- Short problem:
Return every record verbatim.

════════════════════

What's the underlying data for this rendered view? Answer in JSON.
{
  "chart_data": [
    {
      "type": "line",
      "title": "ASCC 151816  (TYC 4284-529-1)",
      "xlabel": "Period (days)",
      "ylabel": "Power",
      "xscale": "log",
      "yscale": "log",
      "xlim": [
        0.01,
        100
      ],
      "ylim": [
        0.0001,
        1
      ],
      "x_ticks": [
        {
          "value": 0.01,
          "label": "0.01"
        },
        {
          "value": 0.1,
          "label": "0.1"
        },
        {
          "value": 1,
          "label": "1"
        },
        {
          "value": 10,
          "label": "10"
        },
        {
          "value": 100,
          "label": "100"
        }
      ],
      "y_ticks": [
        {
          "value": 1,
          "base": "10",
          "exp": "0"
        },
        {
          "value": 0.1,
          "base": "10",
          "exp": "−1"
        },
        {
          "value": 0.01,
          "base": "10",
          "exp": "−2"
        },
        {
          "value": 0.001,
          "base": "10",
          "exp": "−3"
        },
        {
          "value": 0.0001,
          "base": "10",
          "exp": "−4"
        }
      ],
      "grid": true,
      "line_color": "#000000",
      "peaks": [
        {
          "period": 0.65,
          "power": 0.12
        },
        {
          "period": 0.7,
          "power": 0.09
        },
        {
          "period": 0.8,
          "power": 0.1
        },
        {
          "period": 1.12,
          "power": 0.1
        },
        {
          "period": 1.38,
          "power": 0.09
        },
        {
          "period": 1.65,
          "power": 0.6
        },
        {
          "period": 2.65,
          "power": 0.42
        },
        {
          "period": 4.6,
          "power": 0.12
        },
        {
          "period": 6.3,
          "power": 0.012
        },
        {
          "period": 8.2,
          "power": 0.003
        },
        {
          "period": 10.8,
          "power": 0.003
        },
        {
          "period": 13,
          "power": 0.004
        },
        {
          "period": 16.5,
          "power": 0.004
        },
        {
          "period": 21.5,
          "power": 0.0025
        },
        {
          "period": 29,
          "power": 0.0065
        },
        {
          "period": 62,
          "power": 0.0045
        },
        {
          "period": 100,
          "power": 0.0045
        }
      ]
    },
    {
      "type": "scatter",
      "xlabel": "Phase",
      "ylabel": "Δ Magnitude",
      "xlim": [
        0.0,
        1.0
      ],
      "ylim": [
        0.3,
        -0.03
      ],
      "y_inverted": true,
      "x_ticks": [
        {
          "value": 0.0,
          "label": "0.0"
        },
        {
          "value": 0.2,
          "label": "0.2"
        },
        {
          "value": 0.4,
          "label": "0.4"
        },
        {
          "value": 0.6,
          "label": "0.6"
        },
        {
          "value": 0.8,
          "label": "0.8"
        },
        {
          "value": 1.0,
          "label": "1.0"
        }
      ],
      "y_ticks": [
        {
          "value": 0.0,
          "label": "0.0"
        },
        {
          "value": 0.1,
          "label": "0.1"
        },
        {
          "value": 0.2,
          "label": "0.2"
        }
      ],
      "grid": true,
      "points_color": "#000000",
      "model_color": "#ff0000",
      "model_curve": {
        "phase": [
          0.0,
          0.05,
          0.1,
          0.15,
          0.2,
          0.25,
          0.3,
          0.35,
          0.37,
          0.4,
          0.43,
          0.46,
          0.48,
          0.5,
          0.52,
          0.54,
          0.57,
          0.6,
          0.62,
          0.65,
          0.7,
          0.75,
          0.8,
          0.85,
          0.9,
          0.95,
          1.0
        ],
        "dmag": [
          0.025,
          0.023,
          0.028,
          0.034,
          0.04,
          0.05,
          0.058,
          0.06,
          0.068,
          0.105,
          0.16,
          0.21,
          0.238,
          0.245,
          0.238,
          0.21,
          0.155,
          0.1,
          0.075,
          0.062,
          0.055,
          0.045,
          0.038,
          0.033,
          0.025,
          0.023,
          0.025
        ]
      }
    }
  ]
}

════════════════════

- Result of this exercise:
What's the underlying data for this rendered view? Answer in JSON.
{
  "chart_data": [
    {
      "type": "line",
      "title": "ASCC 151816  (TYC 4284-529-1)",
      "xlabel": "Period (days)",
      "ylabel": "Power",
      "xscale": "log",
      "yscale": "log",
      "xlim": [
        0.01,
        100
      ],
      "ylim": [
        0.0001,
        1
      ],
      "x_ticks": [
        {
          "value": 0.01,
          "label": "0.01"
        },
        {
          "value": 0.1,
          "label": "0.1"
        },
        {
          "value": 1,
          "label": "1"
        },
        {
          "value": 10,
          "label": "10"
        },
        {
          "value": 100,
          "label": "100"
        }
      ],
      "y_ticks": [
        {
          "value": 1,
          "base": "10",
          "exp": "0"
        },
        {
          "value": 0.1,
          "base": "10",
          "exp": "−1"
        },
        {
          "value": 0.01,
          "base": "10",
          "exp": "−2"
        },
        {
          "value": 0.001,
          "base": "10",
          "exp": "−3"
        },
        {
          "value": 0.0001,
          "base": "10",
          "exp": "−4"
        }
      ],
      "grid": true,
      "line_color": "#000000",
      "peaks": [
        {
          "period": 0.65,
          "power": 0.12
        },
        {
          "period": 0.7,
          "power": 0.09
        },
        {
          "period": 0.8,
          "power": 0.1
        },
        {
          "period": 1.12,
          "power": 0.1
        },
        {
          "period": 1.38,
          "power": 0.09
        },
        {
          "period": 1.65,
          "power": 0.6
        },
        {
          "period": 2.65,
          "power": 0.42
        },
        {
          "period": 4.6,
          "power": 0.12
        },
        {
          "period": 6.3,
          "power": 0.012
        },
        {
          "period": 8.2,
          "power": 0.003
        },
        {
          "period": 10.8,
          "power": 0.003
        },
        {
          "period": 13,
          "power": 0.004
        },
        {
          "period": 16.5,
          "power": 0.004
        },
        {
          "period": 21.5,
          "power": 0.0025
        },
        {
          "period": 29,
          "power": 0.0065
        },
        {
          "period": 62,
          "power": 0.0045
        },
        {
          "period": 100,
          "power": 0.0045
        }
      ]
    },
    {
      "type": "scatter",
      "xlabel": "Phase",
      "ylabel": "Δ Magnitude",
      "xlim": [
        0.0,
        1.0
      ],
      "ylim": [
        0.3,
        -0.03
      ],
      "y_inverted": true,
      "x_ticks": [
        {
          "value": 0.0,
          "label": "0.0"
        },
        {
          "value": 0.2,
          "label": "0.2"
        },
        {
          "value": 0.4,
          "label": "0.4"
        },
        {
          "value": 0.6,
          "label": "0.6"
        },
        {
          "value": 0.8,
          "label": "0.8"
        },
        {
          "value": 1.0,
          "label": "1.0"
        }
      ],
      "y_ticks": [
        {
          "value": 0.0,
          "label": "0.0"
        },
        {
          "value": 0.1,
          "label": "0.1"
        },
        {
          "value": 0.2,
          "label": "0.2"
        }
      ],
      "grid": true,
      "points_color": "#000000",
      "model_color": "#ff0000",
      "model_curve": {
        "phase": [
          0.0,
          0.05,
          0.1,
          0.15,
          0.2,
          0.25,
          0.3,
          0.35,
          0.37,
          0.4,
          0.43,
          0.46,
          0.48,
          0.5,
          0.52,
          0.54,
          0.57,
          0.6,
          0.62,
          0.65,
          0.7,
          0.75,
          0.8,
          0.85,
          0.9,
          0.95,
          1.0
        ],
        "dmag": [
          0.025,
          0.023,
          0.028,
          0.034,
          0.04,
          0.05,
          0.058,
          0.06,
          0.068,
          0.105,
          0.16,
          0.21,
          0.238,
          0.245,
          0.238,
          0.21,
          0.155,
          0.1,
          0.075,
          0.062,
          0.055,
          0.045,
          0.038,
          0.033,
          0.025,
          0.023,
          0.025
        ]
      }
    }
  ]
}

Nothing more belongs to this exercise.